THE REQUEST.
Copy each line containing the word "Collection" from the records that follow, please.

┌──

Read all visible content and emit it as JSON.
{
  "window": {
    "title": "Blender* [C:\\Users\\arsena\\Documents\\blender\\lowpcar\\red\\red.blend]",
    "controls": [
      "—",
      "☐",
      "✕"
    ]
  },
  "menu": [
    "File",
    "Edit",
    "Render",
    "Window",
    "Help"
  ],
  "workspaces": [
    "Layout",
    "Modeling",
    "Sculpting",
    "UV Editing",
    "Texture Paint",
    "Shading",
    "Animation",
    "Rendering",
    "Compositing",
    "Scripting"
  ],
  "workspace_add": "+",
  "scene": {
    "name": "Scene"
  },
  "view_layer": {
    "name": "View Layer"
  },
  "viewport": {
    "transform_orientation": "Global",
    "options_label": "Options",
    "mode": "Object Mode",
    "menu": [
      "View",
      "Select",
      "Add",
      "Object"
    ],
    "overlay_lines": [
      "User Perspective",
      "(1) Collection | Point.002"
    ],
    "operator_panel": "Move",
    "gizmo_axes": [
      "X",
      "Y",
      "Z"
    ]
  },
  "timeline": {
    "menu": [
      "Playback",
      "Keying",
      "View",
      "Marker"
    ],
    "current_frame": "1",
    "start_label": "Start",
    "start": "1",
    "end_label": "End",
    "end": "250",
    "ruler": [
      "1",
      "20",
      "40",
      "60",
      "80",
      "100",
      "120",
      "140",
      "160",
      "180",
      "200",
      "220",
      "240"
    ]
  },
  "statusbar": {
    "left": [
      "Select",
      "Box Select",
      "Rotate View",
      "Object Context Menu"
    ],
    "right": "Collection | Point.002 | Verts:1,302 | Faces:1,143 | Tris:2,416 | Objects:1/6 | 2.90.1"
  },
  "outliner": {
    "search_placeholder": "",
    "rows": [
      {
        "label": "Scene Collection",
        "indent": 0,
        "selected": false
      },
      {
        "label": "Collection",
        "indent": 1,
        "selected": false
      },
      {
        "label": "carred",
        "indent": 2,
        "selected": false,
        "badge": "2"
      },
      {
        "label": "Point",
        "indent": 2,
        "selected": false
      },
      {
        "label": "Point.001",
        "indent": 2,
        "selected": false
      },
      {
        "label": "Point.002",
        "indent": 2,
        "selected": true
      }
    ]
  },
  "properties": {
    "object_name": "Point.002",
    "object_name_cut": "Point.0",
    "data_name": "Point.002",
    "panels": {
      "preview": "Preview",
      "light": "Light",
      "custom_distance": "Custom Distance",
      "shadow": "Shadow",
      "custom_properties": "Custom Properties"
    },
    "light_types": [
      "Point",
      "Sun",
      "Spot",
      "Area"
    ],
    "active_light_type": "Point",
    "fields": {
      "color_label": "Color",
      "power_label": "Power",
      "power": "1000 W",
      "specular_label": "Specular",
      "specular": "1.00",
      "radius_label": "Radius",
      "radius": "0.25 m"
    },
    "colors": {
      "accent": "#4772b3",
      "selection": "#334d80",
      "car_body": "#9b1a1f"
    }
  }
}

└──

RESULT OF THIS TASK.
      "(1) Collection | Point.002"
    "right": "Collection | Point.002 | Verts:1,302 | Faces:1,143 | Tris:2,416 | Objects:1/6 | 2.90.1"
        "label": "Scene Collection",
        "label": "Collection",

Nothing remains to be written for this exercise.